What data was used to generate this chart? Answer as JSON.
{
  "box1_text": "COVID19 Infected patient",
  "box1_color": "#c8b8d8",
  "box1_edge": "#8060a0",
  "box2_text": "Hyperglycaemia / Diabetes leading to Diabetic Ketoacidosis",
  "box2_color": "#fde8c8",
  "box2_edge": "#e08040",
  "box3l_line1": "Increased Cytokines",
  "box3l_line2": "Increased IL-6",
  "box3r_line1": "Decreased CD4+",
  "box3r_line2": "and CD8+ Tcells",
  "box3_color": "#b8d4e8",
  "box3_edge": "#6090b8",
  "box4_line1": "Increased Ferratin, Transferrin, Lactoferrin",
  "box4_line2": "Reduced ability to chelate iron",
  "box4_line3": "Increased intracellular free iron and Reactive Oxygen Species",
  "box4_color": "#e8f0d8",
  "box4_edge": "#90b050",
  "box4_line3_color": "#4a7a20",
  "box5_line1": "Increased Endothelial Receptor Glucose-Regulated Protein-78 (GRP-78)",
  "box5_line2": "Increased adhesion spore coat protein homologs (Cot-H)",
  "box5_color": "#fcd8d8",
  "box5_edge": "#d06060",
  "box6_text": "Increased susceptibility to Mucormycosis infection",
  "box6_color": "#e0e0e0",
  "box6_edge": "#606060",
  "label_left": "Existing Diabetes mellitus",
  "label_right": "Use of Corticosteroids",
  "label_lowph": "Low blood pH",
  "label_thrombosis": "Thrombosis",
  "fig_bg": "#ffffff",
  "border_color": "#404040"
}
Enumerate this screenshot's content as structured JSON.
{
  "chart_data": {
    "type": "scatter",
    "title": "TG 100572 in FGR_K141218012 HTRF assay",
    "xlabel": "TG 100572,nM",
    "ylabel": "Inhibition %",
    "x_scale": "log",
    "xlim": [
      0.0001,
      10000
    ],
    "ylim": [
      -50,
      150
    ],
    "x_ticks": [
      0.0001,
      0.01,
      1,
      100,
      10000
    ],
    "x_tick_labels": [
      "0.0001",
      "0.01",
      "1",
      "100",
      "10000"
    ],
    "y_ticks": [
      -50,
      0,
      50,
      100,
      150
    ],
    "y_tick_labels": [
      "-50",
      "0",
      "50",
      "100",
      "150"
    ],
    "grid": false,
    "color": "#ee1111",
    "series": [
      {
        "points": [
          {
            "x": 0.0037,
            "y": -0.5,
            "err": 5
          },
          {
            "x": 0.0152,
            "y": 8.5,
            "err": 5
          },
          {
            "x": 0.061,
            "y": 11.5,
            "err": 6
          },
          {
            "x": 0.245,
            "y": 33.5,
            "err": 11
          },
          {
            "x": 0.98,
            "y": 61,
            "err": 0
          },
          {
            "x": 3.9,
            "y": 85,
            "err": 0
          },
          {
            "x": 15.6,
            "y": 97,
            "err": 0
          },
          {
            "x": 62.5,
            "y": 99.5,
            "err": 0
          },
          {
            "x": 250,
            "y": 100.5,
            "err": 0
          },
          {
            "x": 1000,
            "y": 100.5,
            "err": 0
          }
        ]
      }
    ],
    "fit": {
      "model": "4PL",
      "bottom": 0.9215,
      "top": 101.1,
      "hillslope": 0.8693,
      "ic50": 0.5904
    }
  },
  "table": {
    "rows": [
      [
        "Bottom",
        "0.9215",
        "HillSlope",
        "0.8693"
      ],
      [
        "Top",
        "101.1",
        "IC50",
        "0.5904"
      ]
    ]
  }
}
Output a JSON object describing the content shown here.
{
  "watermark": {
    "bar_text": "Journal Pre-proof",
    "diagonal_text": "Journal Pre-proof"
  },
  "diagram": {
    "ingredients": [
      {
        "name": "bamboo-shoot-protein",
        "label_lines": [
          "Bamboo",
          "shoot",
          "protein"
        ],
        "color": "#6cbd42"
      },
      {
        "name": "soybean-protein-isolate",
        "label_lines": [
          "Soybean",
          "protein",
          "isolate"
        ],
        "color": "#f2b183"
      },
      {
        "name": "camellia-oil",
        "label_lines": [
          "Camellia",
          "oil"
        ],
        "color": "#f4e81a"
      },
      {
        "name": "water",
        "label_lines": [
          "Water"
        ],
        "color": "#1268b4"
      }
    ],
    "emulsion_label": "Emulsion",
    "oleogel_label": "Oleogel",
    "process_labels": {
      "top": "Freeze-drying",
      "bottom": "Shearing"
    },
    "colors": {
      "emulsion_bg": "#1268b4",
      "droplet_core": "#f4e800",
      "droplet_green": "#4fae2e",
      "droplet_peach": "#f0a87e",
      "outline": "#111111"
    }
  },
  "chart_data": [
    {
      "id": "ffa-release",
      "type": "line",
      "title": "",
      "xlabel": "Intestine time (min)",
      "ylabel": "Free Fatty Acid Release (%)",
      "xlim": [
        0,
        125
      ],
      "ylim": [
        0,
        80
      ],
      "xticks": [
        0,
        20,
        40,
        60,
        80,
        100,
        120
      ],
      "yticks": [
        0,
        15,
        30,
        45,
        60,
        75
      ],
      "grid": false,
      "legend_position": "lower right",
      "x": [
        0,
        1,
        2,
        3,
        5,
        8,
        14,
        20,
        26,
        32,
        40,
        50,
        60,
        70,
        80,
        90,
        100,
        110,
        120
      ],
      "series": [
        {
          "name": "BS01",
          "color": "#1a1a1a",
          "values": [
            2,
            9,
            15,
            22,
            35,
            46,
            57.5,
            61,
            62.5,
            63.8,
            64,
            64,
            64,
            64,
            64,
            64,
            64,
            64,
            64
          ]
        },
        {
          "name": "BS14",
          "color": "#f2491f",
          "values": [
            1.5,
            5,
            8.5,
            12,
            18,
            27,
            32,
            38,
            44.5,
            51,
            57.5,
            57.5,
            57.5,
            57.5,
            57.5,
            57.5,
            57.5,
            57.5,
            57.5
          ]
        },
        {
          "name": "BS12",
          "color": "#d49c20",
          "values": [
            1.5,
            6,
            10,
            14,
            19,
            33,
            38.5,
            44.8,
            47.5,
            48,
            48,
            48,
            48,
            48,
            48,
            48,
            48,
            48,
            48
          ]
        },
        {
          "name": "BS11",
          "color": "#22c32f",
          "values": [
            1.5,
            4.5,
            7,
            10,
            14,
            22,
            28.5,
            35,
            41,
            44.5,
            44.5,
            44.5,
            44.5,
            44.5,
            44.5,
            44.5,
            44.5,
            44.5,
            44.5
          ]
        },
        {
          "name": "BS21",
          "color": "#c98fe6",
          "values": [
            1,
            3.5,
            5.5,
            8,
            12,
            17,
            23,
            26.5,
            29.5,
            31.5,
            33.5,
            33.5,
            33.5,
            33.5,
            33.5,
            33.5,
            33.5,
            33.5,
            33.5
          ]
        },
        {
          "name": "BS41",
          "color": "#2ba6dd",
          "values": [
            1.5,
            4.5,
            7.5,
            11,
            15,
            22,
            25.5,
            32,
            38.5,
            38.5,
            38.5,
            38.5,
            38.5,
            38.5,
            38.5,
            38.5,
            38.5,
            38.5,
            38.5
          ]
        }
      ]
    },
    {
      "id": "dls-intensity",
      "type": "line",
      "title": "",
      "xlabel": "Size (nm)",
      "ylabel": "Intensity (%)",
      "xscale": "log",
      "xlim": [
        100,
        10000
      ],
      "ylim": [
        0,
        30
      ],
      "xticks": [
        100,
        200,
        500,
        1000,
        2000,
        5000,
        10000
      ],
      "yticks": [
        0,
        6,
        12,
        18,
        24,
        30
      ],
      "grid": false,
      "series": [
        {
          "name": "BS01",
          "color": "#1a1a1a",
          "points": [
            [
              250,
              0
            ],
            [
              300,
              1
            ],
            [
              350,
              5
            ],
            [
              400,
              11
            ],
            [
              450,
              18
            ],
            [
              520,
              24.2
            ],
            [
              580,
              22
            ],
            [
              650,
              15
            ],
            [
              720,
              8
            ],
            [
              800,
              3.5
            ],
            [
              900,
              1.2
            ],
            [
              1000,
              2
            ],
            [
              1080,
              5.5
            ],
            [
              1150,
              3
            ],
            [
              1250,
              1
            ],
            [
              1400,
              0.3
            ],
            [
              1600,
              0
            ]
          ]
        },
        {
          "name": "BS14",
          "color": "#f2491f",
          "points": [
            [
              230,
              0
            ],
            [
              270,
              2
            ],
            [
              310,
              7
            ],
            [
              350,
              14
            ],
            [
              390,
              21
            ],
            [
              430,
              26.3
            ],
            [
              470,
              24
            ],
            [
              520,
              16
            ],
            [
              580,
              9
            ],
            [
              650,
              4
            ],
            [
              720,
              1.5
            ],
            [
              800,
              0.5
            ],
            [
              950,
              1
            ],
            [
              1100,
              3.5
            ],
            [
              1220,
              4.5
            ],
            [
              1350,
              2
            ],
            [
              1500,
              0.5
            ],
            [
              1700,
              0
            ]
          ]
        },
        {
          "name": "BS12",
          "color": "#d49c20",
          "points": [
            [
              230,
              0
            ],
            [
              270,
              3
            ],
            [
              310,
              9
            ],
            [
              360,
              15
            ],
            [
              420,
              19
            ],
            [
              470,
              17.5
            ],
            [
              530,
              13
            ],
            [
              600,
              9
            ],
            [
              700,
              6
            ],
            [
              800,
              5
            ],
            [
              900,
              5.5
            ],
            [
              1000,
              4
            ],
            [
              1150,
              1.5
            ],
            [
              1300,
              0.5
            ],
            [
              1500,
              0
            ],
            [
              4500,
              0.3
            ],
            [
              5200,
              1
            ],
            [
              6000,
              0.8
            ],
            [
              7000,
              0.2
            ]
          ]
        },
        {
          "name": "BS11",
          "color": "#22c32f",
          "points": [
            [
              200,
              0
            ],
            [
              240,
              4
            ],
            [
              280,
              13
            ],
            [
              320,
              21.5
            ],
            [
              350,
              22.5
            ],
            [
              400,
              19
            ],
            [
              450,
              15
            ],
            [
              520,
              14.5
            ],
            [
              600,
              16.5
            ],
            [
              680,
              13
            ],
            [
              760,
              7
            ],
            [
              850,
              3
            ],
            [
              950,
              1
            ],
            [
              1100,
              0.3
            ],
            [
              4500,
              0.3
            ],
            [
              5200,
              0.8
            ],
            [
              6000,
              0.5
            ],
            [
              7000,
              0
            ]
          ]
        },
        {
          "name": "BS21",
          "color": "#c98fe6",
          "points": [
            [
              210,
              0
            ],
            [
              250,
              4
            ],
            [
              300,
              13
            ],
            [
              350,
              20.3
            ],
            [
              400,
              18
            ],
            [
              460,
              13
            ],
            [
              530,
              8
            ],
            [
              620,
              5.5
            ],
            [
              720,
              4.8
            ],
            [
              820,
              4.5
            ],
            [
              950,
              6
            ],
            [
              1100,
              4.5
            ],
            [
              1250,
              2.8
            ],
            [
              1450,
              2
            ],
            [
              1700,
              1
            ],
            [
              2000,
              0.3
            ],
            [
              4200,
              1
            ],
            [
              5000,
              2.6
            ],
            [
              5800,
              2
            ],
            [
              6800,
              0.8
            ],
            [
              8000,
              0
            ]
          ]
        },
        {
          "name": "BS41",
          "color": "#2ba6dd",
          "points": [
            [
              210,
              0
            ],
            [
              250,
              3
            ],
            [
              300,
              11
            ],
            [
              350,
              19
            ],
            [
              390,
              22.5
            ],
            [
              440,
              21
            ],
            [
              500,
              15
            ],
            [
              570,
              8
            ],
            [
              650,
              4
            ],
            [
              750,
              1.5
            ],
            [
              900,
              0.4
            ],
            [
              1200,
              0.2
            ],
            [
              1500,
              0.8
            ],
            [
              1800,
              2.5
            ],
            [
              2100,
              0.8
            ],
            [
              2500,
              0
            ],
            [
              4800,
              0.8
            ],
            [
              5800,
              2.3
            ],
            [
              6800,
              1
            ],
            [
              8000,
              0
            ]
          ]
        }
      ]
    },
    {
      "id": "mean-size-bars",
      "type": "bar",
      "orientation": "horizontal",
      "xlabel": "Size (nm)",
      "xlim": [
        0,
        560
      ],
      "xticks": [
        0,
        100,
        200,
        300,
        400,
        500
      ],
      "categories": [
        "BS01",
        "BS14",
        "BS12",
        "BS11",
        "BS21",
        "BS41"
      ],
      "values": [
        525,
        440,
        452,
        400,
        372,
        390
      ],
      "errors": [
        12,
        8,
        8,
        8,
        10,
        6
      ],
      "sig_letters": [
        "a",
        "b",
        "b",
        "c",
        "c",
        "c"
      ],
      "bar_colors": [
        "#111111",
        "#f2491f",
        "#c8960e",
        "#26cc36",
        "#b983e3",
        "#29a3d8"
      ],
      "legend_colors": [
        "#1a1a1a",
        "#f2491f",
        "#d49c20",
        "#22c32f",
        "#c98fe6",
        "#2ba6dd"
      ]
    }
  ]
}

★ ★ ★

• [AIM OF THE EXERCISE]:
The exercise is to copy out every line above that has the word "Journal" in it.

• [SOLVED PROBLEM]:
    "bar_text": "Journal Pre-proof",
    "diagonal_text": "Journal Pre-proof"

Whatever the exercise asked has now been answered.